***** Data for processing
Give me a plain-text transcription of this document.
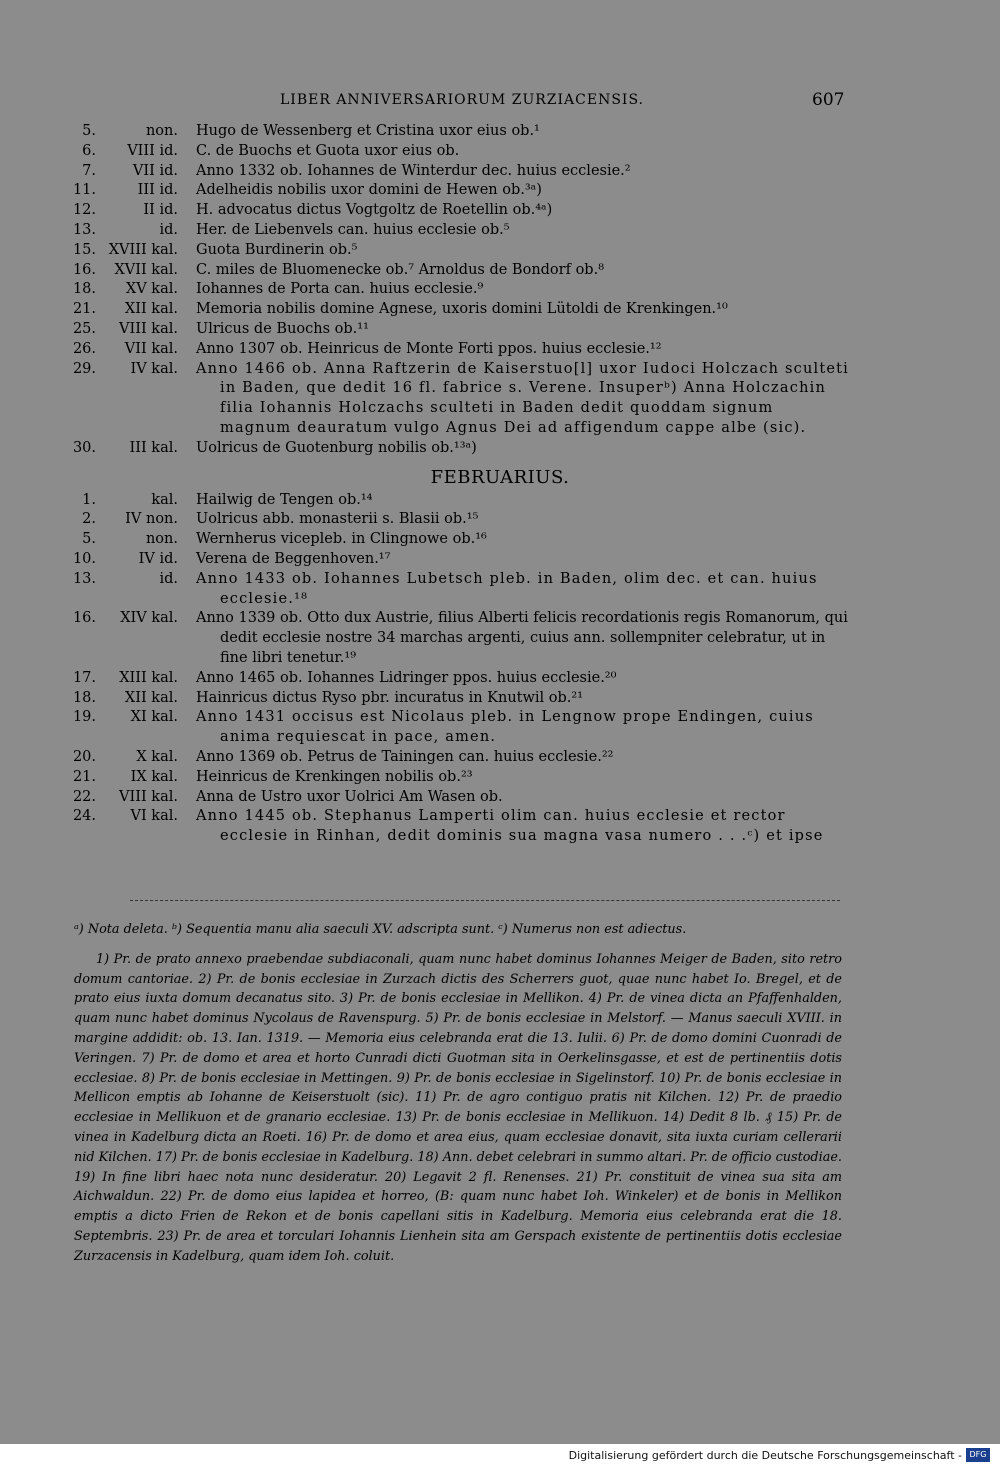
LIBER ANNIVERSARIORUM ZURZIACENSIS.	607
5.	non. Hugo de Wessenberg et Cristina uxor eius ob.¹
6.	VIII id. C. de Buochs et Guota uxor eius ob.
7.	VII id. Anno 1332 ob. Iohannes de Winterdur dec. huius ecclesie.²
11.	III id. Adelheidis nobilis uxor domini de Hewen ob.³ᵃ)
12.	II id. H. advocatus dictus Vogtgoltz de Roetellin ob.⁴ᵃ)
13.	id. Her. de Liebenvels can. huius ecclesie ob.⁵
15. XVIII kal. Guota Burdinerin ob.⁵
16.	XVII kal. C. miles de Bluomenecke ob.⁷ Arnoldus de Bondorf ob.⁸
18.	XV kal. Iohannes de Porta can. huius ecclesie.⁹
21.	XII kal. Memoria nobilis domine Agnese, uxoris domini Lütoldi de Krenkingen.¹⁰
25.	VIII kal. Ulricus de Buochs ob.¹¹
26.	VII kal. Anno 1307 ob. Heinricus de Monte Forti ppos. huius ecclesie.¹²
29.	IV kal. Anno 1466 ob. Anna Raftzerin de Kaiserstuo[l] uxor Iudoci Holczach sculteti in Baden, que dedit 16 fl. fabrice s. Verene. Insuperᵇ) Anna Holczachin filia Iohannis Holczachs sculteti in Baden dedit quoddam signum magnum deauratum vulgo Agnus Dei ad affigendum cappe albe (sic).
30.	III kal. Uolricus de Guotenburg nobilis ob.¹³ᵃ)
FEBRUARIUS.
1.	kal. Hailwig de Tengen ob.¹⁴
2.	IV non. Uolricus abb. monasterii s. Blasii ob.¹⁵
5.	non. Wernherus vicepleb. in Clingnowe ob.¹⁶
10.	IV id. Verena de Beggenhoven.¹⁷
13.	id. Anno 1433 ob. Iohannes Lubetsch pleb. in Baden, olim dec. et can. huius ecclesie.¹⁸
16.	XIV kal. Anno 1339 ob. Otto dux Austrie, filius Alberti felicis recordationis regis Romanorum, qui dedit ecclesie nostre 34 marchas argenti, cuius ann. sollempniter celebratur, ut in fine libri tenetur.¹⁹
17.	XIII kal. Anno 1465 ob. Iohannes Lidringer ppos. huius ecclesie.²⁰
18.	XII kal. Hainricus dictus Ryso pbr. incuratus in Knutwil ob.²¹
19.	XI kal. Anno 1431 occisus est Nicolaus pleb. in Lengnow prope Endingen, cuius anima requiescat in pace, amen.
20.	X kal. Anno 1369 ob. Petrus de Tainingen can. huius ecclesie.²²
21.	IX kal. Heinricus de Krenkingen nobilis ob.²³
22.	VIII kal. Anna de Ustro uxor Uolrici Am Wasen ob.
24.	VI kal. Anno 1445 ob. Stephanus Lamperti olim can. huius ecclesie et rector ecclesie in Rinhan, dedit dominis sua magna vasa numero . . .ᶜ) et ipse

ᵃ) Nota deleta. ᵇ) Sequentia manu alia saeculi XV. adscripta sunt. ᶜ) Numerus non est adiectus.

1) Pr. de prato annexo praebendae subdiaconali, quam nunc habet dominus Iohannes Meiger de Baden, sito retro domum cantoriae. 2) Pr. de bonis ecclesiae in Zurzach dictis des Scherrers guot, quae nunc habet Io. Bregel, et de prato eius iuxta domum decanatus sito. 3) Pr. de bonis ecclesiae in Mellikon. 4) Pr. de vinea dicta an Pfaffenhalden, quam nunc habet dominus Nycolaus de Ravenspurg. 5) Pr. de bonis ecclesiae in Melstorf. — Manus saeculi XVIII. in margine addidit: ob. 13. Ian. 1319. — Memoria eius celebranda erat die 13. Iulii. 6) Pr. de domo domini Cuonradi de Veringen. 7) Pr. de domo et area et horto Cunradi dicti Guotman sita in Oerkelinsgasse, et est de pertinentiis dotis ecclesiae. 8) Pr. de bonis ecclesiae in Mettingen. 9) Pr. de bonis ecclesiae in Sigelinstorf. 10) Pr. de bonis ecclesiae in Mellicon emptis ab Iohanne de Keiserstuolt (sic). 11) Pr. de agro contiguo pratis nit Kilchen. 12) Pr. de praedio ecclesiae in Mellikuon et de granario ecclesiae. 13) Pr. de bonis ecclesiae in Mellikuon. 14) Dedit 8 lb. ₰ 15) Pr. de vinea in Kadelburg dicta an Roeti. 16) Pr. de domo et area eius, quam ecclesiae donavit, sita iuxta curiam cellerarii nid Kilchen. 17) Pr. de bonis ecclesiae in Kadelburg. 18) Ann. debet celebrari in summo altari. Pr. de officio custodiae. 19) In fine libri haec nota nunc desideratur. 20) Legavit 2 fl. Renenses. 21) Pr. constituit de vinea sua sita am Aichwaldun. 22) Pr. de domo eius lapidea et horreo, (B: quam nunc habet Ioh. Winkeler) et de bonis in Mellikon emptis a dicto Frien de Rekon et de bonis capellani sitis in Kadelburg. Memoria eius celebranda erat die 18. Septembris. 23) Pr. de area et torculari Iohannis Lienhein sita am Gerspach existente de pertinentiis dotis ecclesiae Zurzacensis in Kadelburg, quam idem Ioh. coluit.

Digitalisierung gefördert durch die Deutsche Forschungsgemeinschaft - DFG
**********
* [What you will do] Restate the data above word for word. Skip every picture.

* [Expected answer]
Give me a plain-text transcription of this document.
LIBER ANNIVERSARIORUM ZURZIACENSIS.	607
5.	non. Hugo de Wessenberg et Cristina uxor eius ob.¹
6.	VIII id. C. de Buochs et Guota uxor eius ob.
7.	VII id. Anno 1332 ob. Iohannes de Winterdur dec. huius ecclesie.²
11.	III id. Adelheidis nobilis uxor domini de Hewen ob.³ᵃ)
12.	II id. H. advocatus dictus Vogtgoltz de Roetellin ob.⁴ᵃ)
13.	id. Her. de Liebenvels can. huius ecclesie ob.⁵
15. XVIII kal. Guota Burdinerin ob.⁵
16.	XVII kal. C. miles de Bluomenecke ob.⁷ Arnoldus de Bondorf ob.⁸
18.	XV kal. Iohannes de Porta can. huius ecclesie.⁹
21.	XII kal. Memoria nobilis domine Agnese, uxoris domini Lütoldi de Krenkingen.¹⁰
25.	VIII kal. Ulricus de Buochs ob.¹¹
26.	VII kal. Anno 1307 ob. Heinricus de Monte Forti ppos. huius ecclesie.¹²
29.	IV kal. Anno 1466 ob. Anna Raftzerin de Kaiserstuo[l] uxor Iudoci Holczach sculteti in Baden, que dedit 16 fl. fabrice s. Verene. Insuperᵇ) Anna Holczachin filia Iohannis Holczachs sculteti in Baden dedit quoddam signum magnum deauratum vulgo Agnus Dei ad affigendum cappe albe (sic).
30.	III kal. Uolricus de Guotenburg nobilis ob.¹³ᵃ)
FEBRUARIUS.
1.	kal. Hailwig de Tengen ob.¹⁴
2.	IV non. Uolricus abb. monasterii s. Blasii ob.¹⁵
5.	non. Wernherus vicepleb. in Clingnowe ob.¹⁶
10.	IV id. Verena de Beggenhoven.¹⁷
13.	id. Anno 1433 ob. Iohannes Lubetsch pleb. in Baden, olim dec. et can. huius ecclesie.¹⁸
16.	XIV kal. Anno 1339 ob. Otto dux Austrie, filius Alberti felicis recordationis regis Romanorum, qui dedit ecclesie nostre 34 marchas argenti, cuius ann. sollempniter celebratur, ut in fine libri tenetur.¹⁹
17.	XIII kal. Anno 1465 ob. Iohannes Lidringer ppos. huius ecclesie.²⁰
18.	XII kal. Hainricus dictus Ryso pbr. incuratus in Knutwil ob.²¹
19.	XI kal. Anno 1431 occisus est Nicolaus pleb. in Lengnow prope Endingen, cuius anima requiescat in pace, amen.
20.	X kal. Anno 1369 ob. Petrus de Tainingen can. huius ecclesie.²²
21.	IX kal. Heinricus de Krenkingen nobilis ob.²³
22.	VIII kal. Anna de Ustro uxor Uolrici Am Wasen ob.
24.	VI kal. Anno 1445 ob. Stephanus Lamperti olim can. huius ecclesie et rector ecclesie in Rinhan, dedit dominis sua magna vasa numero . . .ᶜ) et ipse

ᵃ) Nota deleta. ᵇ) Sequentia manu alia saeculi XV. adscripta sunt. ᶜ) Numerus non est adiectus.

1) Pr. de prato annexo praebendae subdiaconali, quam nunc habet dominus Iohannes Meiger de Baden, sito retro domum cantoriae. 2) Pr. de bonis ecclesiae in Zurzach dictis des Scherrers guot, quae nunc habet Io. Bregel, et de prato eius iuxta domum decanatus sito. 3) Pr. de bonis ecclesiae in Mellikon. 4) Pr. de vinea dicta an Pfaffenhalden, quam nunc habet dominus Nycolaus de Ravenspurg. 5) Pr. de bonis ecclesiae in Melstorf. — Manus saeculi XVIII. in margine addidit: ob. 13. Ian. 1319. — Memoria eius celebranda erat die 13. Iulii. 6) Pr. de domo domini Cuonradi de Veringen. 7) Pr. de domo et area et horto Cunradi dicti Guotman sita in Oerkelinsgasse, et est de pertinentiis dotis ecclesiae. 8) Pr. de bonis ecclesiae in Mettingen. 9) Pr. de bonis ecclesiae in Sigelinstorf. 10) Pr. de bonis ecclesiae in Mellicon emptis ab Iohanne de Keiserstuolt (sic). 11) Pr. de agro contiguo pratis nit Kilchen. 12) Pr. de praedio ecclesiae in Mellikuon et de granario ecclesiae. 13) Pr. de bonis ecclesiae in Mellikuon. 14) Dedit 8 lb. ₰ 15) Pr. de vinea in Kadelburg dicta an Roeti. 16) Pr. de domo et area eius, quam ecclesiae donavit, sita iuxta curiam cellerarii nid Kilchen. 17) Pr. de bonis ecclesiae in Kadelburg. 18) Ann. debet celebrari in summo altari. Pr. de officio custodiae. 19) In fine libri haec nota nunc desideratur. 20) Legavit 2 fl. Renenses. 21) Pr. constituit de vinea sua sita am Aichwaldun. 22) Pr. de domo eius lapidea et horreo, (B: quam nunc habet Ioh. Winkeler) et de bonis in Mellikon emptis a dicto Frien de Rekon et de bonis capellani sitis in Kadelburg. Memoria eius celebranda erat die 18. Septembris. 23) Pr. de area et torculari Iohannis Lienhein sita am Gerspach existente de pertinentiis dotis ecclesiae Zurzacensis in Kadelburg, quam idem Ioh. coluit.

Digitalisierung gefördert durch die Deutsche Forschungsgemeinschaft - DFG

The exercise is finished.